#### Exercise instructions:
Check every line of the material below for "Paulo". Give the number of lines that have it, and only that.

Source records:
* * * * * * *

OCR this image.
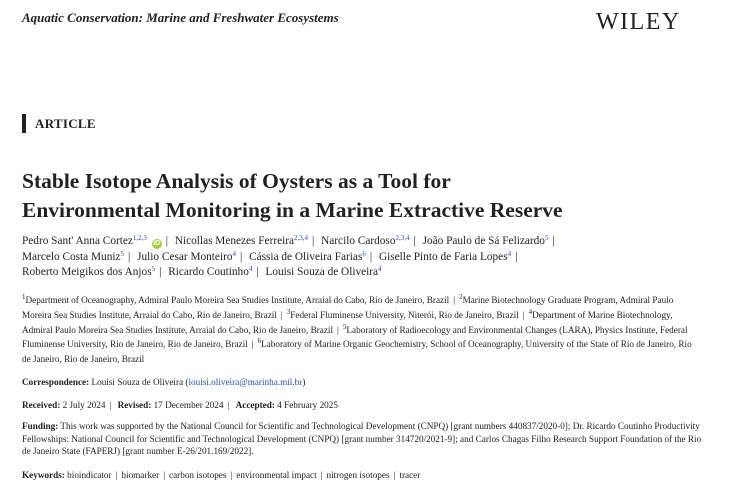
Aquatic Conservation: Marine and Freshwater Ecosystems	WILEY
ARTICLE
Stable Isotope Analysis of Oysters as a Tool for
Environmental Monitoring in a Marine Extractive Reserve
Pedro Sant' Anna Cortez$^{1,2,3}$ iD | Nicollas Menezes Ferreira$^{2,3,4}$ | Narcilo Cardoso$^{2,3,4}$ | João Paulo de Sá Felizardo$^5$ |
Marcelo Costa Muniz$^5$ | Julio Cesar Monteiro$^4$ | Cássia de Oliveira Farias$^6$ | Giselle Pinto de Faria Lopes$^4$ |
Roberto Meigikos dos Anjos$^5$ | Ricardo Coutinho$^4$ | Louisi Souza de Oliveira$^4$
$^1$Department of Oceanography, Admiral Paulo Moreira Sea Studies Institute, Arraial do Cabo, Rio de Janeiro, Brazil | $^2$Marine Biotechnology Graduate Program, Admiral Paulo Moreira Sea Studies Institute, Arraial do Cabo, Rio de Janeiro, Brazil | $^3$Federal Fluminense University, Niterói, Rio de Janeiro, Brazil | $^4$Department of Marine Biotechnology, Admiral Paulo Moreira Sea Studies Institute, Arraial do Cabo, Rio de Janeiro, Brazil | $^5$Laboratory of Radioecology and Environmental Changes (LARA), Physics Institute, Federal Fluminense University, Rio de Janeiro, Rio de Janeiro, Brazil | $^6$Laboratory of Marine Organic Geochemistry, School of Oceanography, University of the State of Rio de Janeiro, Rio de Janeiro, Rio de Janeiro, Brazil
Correspondence: Louisi Souza de Oliveira (louisi.oliveira@marinha.mil.br)
Received: 2 July 2024 | Revised: 17 December 2024 | Accepted: 4 February 2025
Funding: This work was supported by the National Council for Scientific and Technological Development (CNPQ) [grant numbers 440837/2020-0]; Dr. Ricardo Coutinho Productivity Fellowships: National Council for Scientific and Technological Development (CNPQ) [grant number 314720/2021-9]; and Carlos Chagas Filho Research Support Foundation of the Rio de Janeiro State (FAPERJ) [grant number E-26/201.169/2022].
Keywords: bioindicator | biomarker | carbon isotopes | environmental impact | nitrogen isotopes | tracer
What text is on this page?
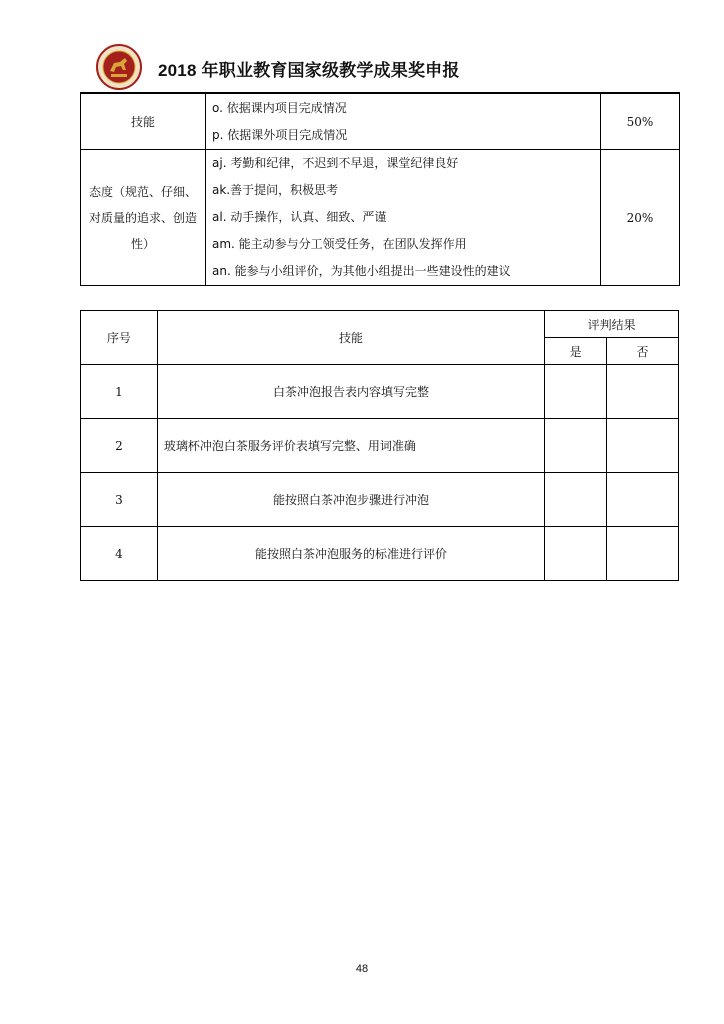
2018 年职业教育国家级教学成果奖申报
技能	o. 依据课内项目完成情况
p. 依据课外项目完成情况	50%
态度（规范、仔细、对质量的追求、创造性）	aj. 考勤和纪律，不迟到不早退，课堂纪律良好
ak.善于提问，积极思考
al. 动手操作，认真、细致、严谨
am. 能主动参与分工领受任务，在团队发挥作用
an. 能参与小组评价，为其他小组提出一些建设性的建议	20%
序号	技能	评判结果	
		是	否
1	白茶冲泡报告表内容填写完整		
2	玻璃杯冲泡白茶服务评价表填写完整、用词准确		
3	能按照白茶冲泡步骤进行冲泡		
4	能按照白茶冲泡服务的标准进行评价		
48
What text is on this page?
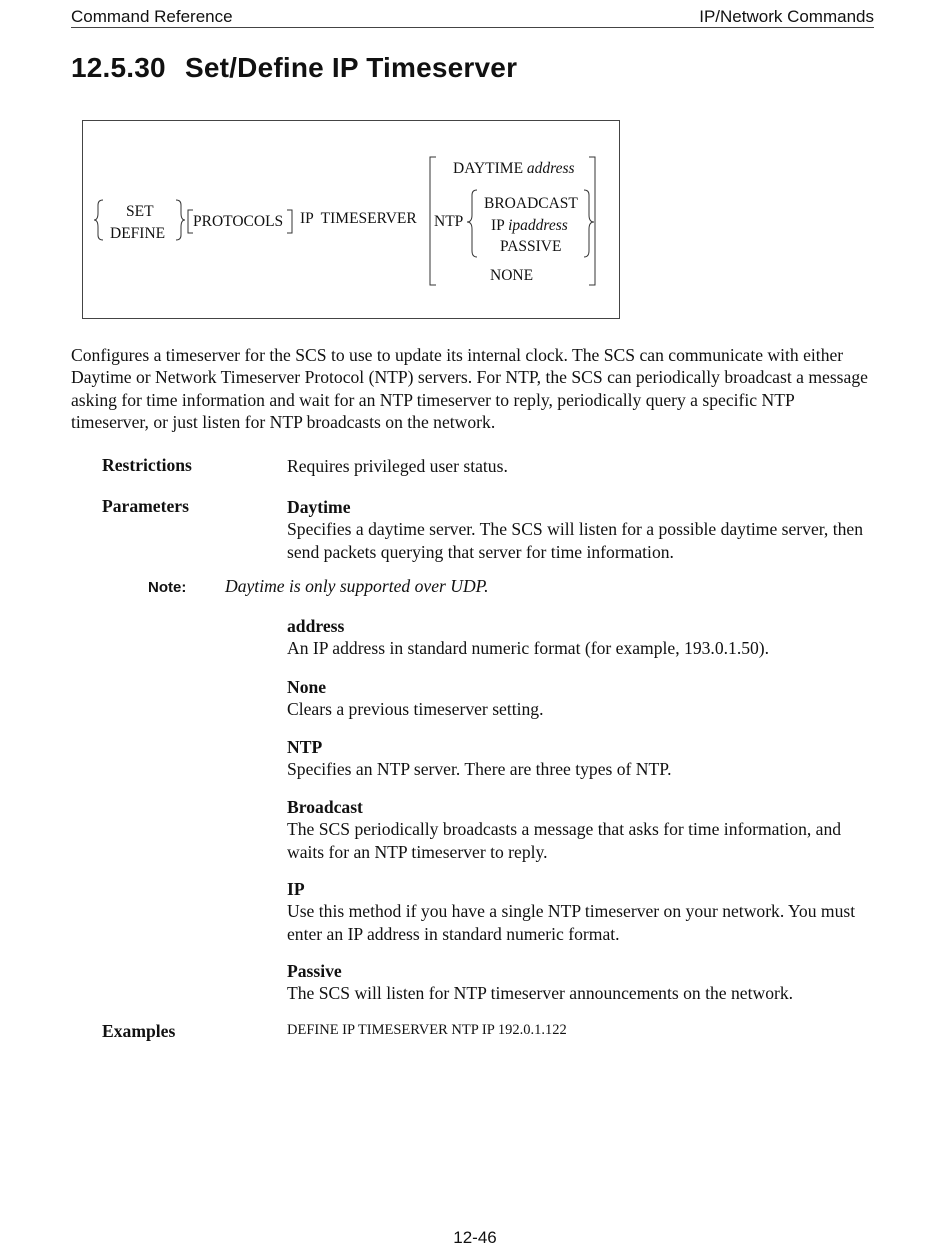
Command Reference	IP/Network Commands
12.5.30 Set/Define IP Timeserver
SET
DEFINE
PROTOCOLS IP  TIMESERVER
DAYTIME address
NTP
BROADCAST
IP ipaddress
PASSIVE
NONE
Configures a timeserver for the SCS to use to update its internal clock. The SCS can communicate with either Daytime or Network Timeserver Protocol (NTP) servers. For NTP, the SCS can periodically broadcast a message asking for time information and wait for an NTP timeserver to reply, periodically query a specific NTP timeserver, or just listen for NTP broadcasts on the network.
Restrictions	Requires privileged user status.
Parameters	Daytime
Specifies a daytime server. The SCS will listen for a possible daytime server, then send packets querying that server for time information.
Note: Daytime is only supported over UDP.
address
An IP address in standard numeric format (for example, 193.0.1.50).
None
Clears a previous timeserver setting.
NTP
Specifies an NTP server. There are three types of NTP.
Broadcast
The SCS periodically broadcasts a message that asks for time information, and waits for an NTP timeserver to reply.
IP
Use this method if you have a single NTP timeserver on your network. You must enter an IP address in standard numeric format.
Passive
The SCS will listen for NTP timeserver announcements on the network.
Examples	DEFINE IP TIMESERVER NTP IP 192.0.1.122
12-46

* * * * * * *

#### The response:
2